**INSTRUCTION**
Your task is to repeat all of the material exactly.

**AVAILABLE DATA**
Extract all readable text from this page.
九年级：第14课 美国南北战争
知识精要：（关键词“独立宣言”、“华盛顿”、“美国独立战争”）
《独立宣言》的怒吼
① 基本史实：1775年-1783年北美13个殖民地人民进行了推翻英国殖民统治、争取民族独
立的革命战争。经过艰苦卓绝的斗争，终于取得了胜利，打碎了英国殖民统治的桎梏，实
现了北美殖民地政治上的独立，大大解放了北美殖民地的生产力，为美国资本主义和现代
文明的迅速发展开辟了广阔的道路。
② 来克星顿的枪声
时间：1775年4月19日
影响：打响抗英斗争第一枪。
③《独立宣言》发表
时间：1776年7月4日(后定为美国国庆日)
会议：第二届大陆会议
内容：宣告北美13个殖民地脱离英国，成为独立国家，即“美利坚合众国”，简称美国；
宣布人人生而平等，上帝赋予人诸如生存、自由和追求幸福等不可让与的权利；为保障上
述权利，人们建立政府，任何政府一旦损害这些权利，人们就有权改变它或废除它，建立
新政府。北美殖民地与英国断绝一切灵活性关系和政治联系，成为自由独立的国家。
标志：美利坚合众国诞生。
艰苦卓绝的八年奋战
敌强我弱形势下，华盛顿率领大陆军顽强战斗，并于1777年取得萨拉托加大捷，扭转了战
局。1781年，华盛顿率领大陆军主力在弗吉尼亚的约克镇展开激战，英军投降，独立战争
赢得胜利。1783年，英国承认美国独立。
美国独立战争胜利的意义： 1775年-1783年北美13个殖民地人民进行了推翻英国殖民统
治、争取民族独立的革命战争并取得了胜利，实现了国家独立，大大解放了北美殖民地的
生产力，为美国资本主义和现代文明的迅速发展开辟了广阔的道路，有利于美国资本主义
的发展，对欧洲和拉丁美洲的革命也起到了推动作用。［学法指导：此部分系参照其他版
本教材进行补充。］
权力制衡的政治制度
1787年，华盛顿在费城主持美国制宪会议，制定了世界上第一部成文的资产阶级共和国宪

**RESULT OF THIS TASK**
Extract all readable text from this page.
九年级：第14课 美国南北战争
知识精要：（关键词“独立宣言”、“华盛顿”、“美国独立战争”）
《独立宣言》的怒吼
① 基本史实：1775年-1783年北美13个殖民地人民进行了推翻英国殖民统治、争取民族独
立的革命战争。经过艰苦卓绝的斗争，终于取得了胜利，打碎了英国殖民统治的桎梏，实
现了北美殖民地政治上的独立，大大解放了北美殖民地的生产力，为美国资本主义和现代
文明的迅速发展开辟了广阔的道路。
② 来克星顿的枪声
时间：1775年4月19日
影响：打响抗英斗争第一枪。
③《独立宣言》发表
时间：1776年7月4日(后定为美国国庆日)
会议：第二届大陆会议
内容：宣告北美13个殖民地脱离英国，成为独立国家，即“美利坚合众国”，简称美国；
宣布人人生而平等，上帝赋予人诸如生存、自由和追求幸福等不可让与的权利；为保障上
述权利，人们建立政府，任何政府一旦损害这些权利，人们就有权改变它或废除它，建立
新政府。北美殖民地与英国断绝一切灵活性关系和政治联系，成为自由独立的国家。
标志：美利坚合众国诞生。
艰苦卓绝的八年奋战
敌强我弱形势下，华盛顿率领大陆军顽强战斗，并于1777年取得萨拉托加大捷，扭转了战
局。1781年，华盛顿率领大陆军主力在弗吉尼亚的约克镇展开激战，英军投降，独立战争
赢得胜利。1783年，英国承认美国独立。
美国独立战争胜利的意义： 1775年-1783年北美13个殖民地人民进行了推翻英国殖民统
治、争取民族独立的革命战争并取得了胜利，实现了国家独立，大大解放了北美殖民地的
生产力，为美国资本主义和现代文明的迅速发展开辟了广阔的道路，有利于美国资本主义
的发展，对欧洲和拉丁美洲的革命也起到了推动作用。［学法指导：此部分系参照其他版
本教材进行补充。］
权力制衡的政治制度
1787年，华盛顿在费城主持美国制宪会议，制定了世界上第一部成文的资产阶级共和国宪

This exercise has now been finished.